**Task objective**
All of the material below is to be returned exactly.

**Material for the task**
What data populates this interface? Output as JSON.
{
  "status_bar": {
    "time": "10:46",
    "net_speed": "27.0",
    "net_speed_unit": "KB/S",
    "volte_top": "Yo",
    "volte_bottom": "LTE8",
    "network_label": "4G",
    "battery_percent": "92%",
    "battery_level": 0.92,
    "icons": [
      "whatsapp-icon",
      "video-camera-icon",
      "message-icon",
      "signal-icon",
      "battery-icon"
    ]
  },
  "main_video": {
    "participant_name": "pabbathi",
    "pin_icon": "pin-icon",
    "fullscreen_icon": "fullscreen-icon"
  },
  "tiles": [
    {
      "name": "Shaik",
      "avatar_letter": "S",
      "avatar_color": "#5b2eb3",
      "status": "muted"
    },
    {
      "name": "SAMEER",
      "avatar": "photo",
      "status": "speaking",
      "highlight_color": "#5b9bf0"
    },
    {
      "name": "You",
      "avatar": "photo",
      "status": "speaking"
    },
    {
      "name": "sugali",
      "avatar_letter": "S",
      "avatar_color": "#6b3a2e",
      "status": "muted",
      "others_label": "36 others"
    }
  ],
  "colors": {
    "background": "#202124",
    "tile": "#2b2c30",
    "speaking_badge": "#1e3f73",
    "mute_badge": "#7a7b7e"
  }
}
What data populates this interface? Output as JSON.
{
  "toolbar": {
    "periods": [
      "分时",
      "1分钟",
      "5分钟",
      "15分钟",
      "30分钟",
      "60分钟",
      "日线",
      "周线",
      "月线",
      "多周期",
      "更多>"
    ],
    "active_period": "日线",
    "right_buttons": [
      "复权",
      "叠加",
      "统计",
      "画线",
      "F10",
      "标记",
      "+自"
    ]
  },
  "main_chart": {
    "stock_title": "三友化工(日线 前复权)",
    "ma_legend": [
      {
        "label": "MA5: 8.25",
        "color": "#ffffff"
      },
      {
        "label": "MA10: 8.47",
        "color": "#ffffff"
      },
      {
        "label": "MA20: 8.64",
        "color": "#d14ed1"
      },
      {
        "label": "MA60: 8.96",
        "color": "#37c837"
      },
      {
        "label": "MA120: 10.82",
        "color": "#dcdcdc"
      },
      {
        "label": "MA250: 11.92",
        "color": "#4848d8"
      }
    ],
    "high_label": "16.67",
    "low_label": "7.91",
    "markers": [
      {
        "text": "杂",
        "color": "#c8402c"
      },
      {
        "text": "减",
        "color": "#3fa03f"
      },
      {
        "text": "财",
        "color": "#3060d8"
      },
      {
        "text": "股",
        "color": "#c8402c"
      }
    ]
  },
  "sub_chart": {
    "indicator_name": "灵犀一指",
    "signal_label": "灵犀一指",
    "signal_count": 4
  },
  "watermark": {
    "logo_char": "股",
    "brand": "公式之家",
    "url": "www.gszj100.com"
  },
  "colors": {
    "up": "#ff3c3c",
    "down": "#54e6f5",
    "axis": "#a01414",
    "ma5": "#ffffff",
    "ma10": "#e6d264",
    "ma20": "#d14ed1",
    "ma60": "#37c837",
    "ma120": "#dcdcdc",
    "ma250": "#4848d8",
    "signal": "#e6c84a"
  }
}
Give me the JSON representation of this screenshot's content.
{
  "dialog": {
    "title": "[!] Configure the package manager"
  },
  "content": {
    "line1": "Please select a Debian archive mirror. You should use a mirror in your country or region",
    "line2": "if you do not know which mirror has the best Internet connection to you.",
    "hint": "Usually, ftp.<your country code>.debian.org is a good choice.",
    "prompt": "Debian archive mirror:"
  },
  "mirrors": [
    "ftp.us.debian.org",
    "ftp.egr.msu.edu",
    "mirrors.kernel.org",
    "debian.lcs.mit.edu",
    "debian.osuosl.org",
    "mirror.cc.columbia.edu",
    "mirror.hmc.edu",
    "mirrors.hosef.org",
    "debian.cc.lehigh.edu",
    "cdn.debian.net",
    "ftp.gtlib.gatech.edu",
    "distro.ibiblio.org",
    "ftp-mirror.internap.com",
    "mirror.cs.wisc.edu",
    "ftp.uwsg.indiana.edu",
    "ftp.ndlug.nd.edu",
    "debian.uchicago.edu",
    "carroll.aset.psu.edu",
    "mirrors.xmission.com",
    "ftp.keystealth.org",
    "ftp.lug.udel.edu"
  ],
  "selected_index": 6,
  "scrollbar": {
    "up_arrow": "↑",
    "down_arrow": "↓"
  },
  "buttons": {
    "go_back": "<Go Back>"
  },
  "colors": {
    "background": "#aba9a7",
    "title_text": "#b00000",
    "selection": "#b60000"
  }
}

**Exercise result**
What data populates this interface? Output as JSON.
{
  "status_bar": {
    "time": "10:46",
    "net_speed": "27.0",
    "net_speed_unit": "KB/S",
    "volte_top": "Yo",
    "volte_bottom": "LTE8",
    "network_label": "4G",
    "battery_percent": "92%",
    "battery_level": 0.92,
    "icons": [
      "whatsapp-icon",
      "video-camera-icon",
      "message-icon",
      "signal-icon",
      "battery-icon"
    ]
  },
  "main_video": {
    "participant_name": "pabbathi",
    "pin_icon": "pin-icon",
    "fullscreen_icon": "fullscreen-icon"
  },
  "tiles": [
    {
      "name": "Shaik",
      "avatar_letter": "S",
      "avatar_color": "#5b2eb3",
      "status": "muted"
    },
    {
      "name": "SAMEER",
      "avatar": "photo",
      "status": "speaking",
      "highlight_color": "#5b9bf0"
    },
    {
      "name": "You",
      "avatar": "photo",
      "status": "speaking"
    },
    {
      "name": "sugali",
      "avatar_letter": "S",
      "avatar_color": "#6b3a2e",
      "status": "muted",
      "others_label": "36 others"
    }
  ],
  "colors": {
    "background": "#202124",
    "tile": "#2b2c30",
    "speaking_badge": "#1e3f73",
    "mute_badge": "#7a7b7e"
  }
}
What data populates this interface? Output as JSON.
{
  "toolbar": {
    "periods": [
      "分时",
      "1分钟",
      "5分钟",
      "15分钟",
      "30分钟",
      "60分钟",
      "日线",
      "周线",
      "月线",
      "多周期",
      "更多>"
    ],
    "active_period": "日线",
    "right_buttons": [
      "复权",
      "叠加",
      "统计",
      "画线",
      "F10",
      "标记",
      "+自"
    ]
  },
  "main_chart": {
    "stock_title": "三友化工(日线 前复权)",
    "ma_legend": [
      {
        "label": "MA5: 8.25",
        "color": "#ffffff"
      },
      {
        "label": "MA10: 8.47",
        "color": "#ffffff"
      },
      {
        "label": "MA20: 8.64",
        "color": "#d14ed1"
      },
      {
        "label": "MA60: 8.96",
        "color": "#37c837"
      },
      {
        "label": "MA120: 10.82",
        "color": "#dcdcdc"
      },
      {
        "label": "MA250: 11.92",
        "color": "#4848d8"
      }
    ],
    "high_label": "16.67",
    "low_label": "7.91",
    "markers": [
      {
        "text": "杂",
        "color": "#c8402c"
      },
      {
        "text": "减",
        "color": "#3fa03f"
      },
      {
        "text": "财",
        "color": "#3060d8"
      },
      {
        "text": "股",
        "color": "#c8402c"
      }
    ]
  },
  "sub_chart": {
    "indicator_name": "灵犀一指",
    "signal_label": "灵犀一指",
    "signal_count": 4
  },
  "watermark": {
    "logo_char": "股",
    "brand": "公式之家",
    "url": "www.gszj100.com"
  },
  "colors": {
    "up": "#ff3c3c",
    "down": "#54e6f5",
    "axis": "#a01414",
    "ma5": "#ffffff",
    "ma10": "#e6d264",
    "ma20": "#d14ed1",
    "ma60": "#37c837",
    "ma120": "#dcdcdc",
    "ma250": "#4848d8",
    "signal": "#e6c84a"
  }
}
Give me the JSON representation of this screenshot's content.
{
  "dialog": {
    "title": "[!] Configure the package manager"
  },
  "content": {
    "line1": "Please select a Debian archive mirror. You should use a mirror in your country or region",
    "line2": "if you do not know which mirror has the best Internet connection to you.",
    "hint": "Usually, ftp.<your country code>.debian.org is a good choice.",
    "prompt": "Debian archive mirror:"
  },
  "mirrors": [
    "ftp.us.debian.org",
    "ftp.egr.msu.edu",
    "mirrors.kernel.org",
    "debian.lcs.mit.edu",
    "debian.osuosl.org",
    "mirror.cc.columbia.edu",
    "mirror.hmc.edu",
    "mirrors.hosef.org",
    "debian.cc.lehigh.edu",
    "cdn.debian.net",
    "ftp.gtlib.gatech.edu",
    "distro.ibiblio.org",
    "ftp-mirror.internap.com",
    "mirror.cs.wisc.edu",
    "ftp.uwsg.indiana.edu",
    "ftp.ndlug.nd.edu",
    "debian.uchicago.edu",
    "carroll.aset.psu.edu",
    "mirrors.xmission.com",
    "ftp.keystealth.org",
    "ftp.lug.udel.edu"
  ],
  "selected_index": 6,
  "scrollbar": {
    "up_arrow": "↑",
    "down_arrow": "↓"
  },
  "buttons": {
    "go_back": "<Go Back>"
  },
  "colors": {
    "background": "#aba9a7",
    "title_text": "#b00000",
    "selection": "#b60000"
  }
}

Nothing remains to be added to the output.